TASK REQUIREMENTS >>
Pick out the lines in the listing below that contain the word "chlorides" and copy them.
======
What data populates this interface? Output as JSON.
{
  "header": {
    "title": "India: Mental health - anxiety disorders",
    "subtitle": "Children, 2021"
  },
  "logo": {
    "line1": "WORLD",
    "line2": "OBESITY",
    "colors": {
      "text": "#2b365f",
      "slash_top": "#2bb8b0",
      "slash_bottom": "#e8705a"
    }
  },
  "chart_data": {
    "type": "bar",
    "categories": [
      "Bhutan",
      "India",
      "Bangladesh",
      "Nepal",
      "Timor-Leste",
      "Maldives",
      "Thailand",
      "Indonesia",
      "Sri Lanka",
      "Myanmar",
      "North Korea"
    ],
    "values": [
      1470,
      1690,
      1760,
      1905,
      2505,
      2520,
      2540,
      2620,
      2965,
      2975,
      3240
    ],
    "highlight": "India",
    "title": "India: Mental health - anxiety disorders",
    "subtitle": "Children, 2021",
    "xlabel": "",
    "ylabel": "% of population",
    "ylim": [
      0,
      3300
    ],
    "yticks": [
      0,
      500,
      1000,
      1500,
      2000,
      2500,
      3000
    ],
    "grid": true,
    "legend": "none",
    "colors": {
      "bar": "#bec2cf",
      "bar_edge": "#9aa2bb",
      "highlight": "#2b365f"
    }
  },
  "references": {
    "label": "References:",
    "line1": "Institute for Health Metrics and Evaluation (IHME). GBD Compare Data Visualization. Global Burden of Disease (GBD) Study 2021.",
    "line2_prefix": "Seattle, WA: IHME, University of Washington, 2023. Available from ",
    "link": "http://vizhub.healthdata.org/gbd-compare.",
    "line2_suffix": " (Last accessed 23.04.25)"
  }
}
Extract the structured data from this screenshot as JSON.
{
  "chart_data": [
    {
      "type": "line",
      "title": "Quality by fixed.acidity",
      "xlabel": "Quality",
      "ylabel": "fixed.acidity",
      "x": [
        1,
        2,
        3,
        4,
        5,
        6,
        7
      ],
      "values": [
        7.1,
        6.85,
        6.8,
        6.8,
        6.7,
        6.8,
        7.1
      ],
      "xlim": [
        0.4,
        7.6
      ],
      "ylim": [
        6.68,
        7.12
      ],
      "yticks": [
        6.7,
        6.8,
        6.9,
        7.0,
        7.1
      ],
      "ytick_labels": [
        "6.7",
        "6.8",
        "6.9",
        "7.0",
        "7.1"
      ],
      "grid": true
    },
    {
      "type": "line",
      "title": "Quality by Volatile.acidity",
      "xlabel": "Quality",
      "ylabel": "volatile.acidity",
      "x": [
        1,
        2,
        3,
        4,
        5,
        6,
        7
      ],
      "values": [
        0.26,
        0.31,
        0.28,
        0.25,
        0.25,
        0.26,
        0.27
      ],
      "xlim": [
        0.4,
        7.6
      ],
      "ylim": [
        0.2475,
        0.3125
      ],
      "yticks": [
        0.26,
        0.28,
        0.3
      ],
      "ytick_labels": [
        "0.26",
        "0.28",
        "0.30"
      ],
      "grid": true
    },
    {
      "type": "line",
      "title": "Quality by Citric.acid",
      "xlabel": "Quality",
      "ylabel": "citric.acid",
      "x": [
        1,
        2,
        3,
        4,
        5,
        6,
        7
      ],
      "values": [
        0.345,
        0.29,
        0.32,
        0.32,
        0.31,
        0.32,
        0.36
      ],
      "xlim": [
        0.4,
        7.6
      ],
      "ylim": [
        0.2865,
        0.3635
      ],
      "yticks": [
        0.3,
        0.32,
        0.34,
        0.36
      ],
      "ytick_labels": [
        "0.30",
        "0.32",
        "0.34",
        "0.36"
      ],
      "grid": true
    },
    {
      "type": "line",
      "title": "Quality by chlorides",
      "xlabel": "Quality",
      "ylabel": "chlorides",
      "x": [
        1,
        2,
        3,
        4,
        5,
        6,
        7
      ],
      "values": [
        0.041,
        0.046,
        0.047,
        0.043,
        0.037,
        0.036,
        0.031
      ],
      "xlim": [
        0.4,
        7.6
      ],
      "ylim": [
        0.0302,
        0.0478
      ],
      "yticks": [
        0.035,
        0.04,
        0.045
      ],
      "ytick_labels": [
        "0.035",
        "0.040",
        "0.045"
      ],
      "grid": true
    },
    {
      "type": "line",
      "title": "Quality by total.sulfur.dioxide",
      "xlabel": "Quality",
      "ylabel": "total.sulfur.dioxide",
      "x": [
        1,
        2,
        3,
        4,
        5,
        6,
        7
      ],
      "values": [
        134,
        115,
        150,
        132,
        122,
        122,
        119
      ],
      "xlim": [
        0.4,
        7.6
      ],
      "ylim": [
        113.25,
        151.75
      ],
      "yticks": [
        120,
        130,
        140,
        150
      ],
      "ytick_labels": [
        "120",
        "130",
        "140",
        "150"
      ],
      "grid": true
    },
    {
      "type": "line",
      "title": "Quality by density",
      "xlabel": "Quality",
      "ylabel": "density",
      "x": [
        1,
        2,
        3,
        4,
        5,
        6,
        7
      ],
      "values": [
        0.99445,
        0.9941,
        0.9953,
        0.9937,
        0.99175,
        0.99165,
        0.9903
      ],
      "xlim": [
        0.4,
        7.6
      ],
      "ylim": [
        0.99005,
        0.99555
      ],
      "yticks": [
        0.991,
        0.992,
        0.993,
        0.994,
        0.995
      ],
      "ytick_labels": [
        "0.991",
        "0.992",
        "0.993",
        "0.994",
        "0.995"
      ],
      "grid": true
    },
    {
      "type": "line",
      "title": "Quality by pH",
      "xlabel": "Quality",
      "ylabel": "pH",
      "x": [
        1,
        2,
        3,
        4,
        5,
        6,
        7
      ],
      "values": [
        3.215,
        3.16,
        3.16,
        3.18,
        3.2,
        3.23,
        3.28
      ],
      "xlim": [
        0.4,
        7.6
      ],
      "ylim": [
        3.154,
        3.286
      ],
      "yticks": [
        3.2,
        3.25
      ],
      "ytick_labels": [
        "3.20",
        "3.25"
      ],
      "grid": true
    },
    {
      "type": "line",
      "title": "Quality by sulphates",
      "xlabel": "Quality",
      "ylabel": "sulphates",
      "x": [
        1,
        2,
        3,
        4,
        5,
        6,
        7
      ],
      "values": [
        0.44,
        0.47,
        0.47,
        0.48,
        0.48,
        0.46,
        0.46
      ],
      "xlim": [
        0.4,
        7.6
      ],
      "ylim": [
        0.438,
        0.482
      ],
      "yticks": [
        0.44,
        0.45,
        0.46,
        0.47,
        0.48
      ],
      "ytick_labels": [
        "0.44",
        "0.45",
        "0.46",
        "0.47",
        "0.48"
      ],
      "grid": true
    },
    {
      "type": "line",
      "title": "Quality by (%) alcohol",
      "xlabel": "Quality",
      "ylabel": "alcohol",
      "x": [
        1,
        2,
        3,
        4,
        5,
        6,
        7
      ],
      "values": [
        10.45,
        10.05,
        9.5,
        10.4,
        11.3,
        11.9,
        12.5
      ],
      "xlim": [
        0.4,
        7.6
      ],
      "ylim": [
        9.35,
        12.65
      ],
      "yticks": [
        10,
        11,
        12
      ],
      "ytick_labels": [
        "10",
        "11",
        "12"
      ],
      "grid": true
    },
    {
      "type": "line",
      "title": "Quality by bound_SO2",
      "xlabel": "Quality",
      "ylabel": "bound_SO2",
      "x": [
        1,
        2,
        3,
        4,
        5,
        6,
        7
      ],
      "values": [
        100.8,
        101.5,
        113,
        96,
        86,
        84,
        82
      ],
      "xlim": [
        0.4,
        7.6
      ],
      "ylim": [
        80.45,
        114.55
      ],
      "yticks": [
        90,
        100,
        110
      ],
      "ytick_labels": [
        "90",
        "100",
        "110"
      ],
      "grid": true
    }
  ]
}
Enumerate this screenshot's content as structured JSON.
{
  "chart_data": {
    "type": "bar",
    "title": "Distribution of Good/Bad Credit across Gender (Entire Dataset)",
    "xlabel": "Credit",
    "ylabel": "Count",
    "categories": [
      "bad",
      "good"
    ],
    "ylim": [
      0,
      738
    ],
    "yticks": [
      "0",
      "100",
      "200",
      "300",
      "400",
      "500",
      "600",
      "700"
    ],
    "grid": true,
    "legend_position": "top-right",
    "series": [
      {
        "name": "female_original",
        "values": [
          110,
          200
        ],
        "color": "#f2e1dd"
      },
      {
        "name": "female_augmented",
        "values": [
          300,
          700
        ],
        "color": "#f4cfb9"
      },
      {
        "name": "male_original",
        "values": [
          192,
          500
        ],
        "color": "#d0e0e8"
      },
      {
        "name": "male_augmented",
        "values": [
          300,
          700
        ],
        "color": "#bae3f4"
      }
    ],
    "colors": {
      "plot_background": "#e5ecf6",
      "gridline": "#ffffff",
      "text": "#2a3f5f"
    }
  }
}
======
SOLUTION FOR THIS PROBLEM >>
      "title": "Quality by chlorides",
      "ylabel": "chlorides",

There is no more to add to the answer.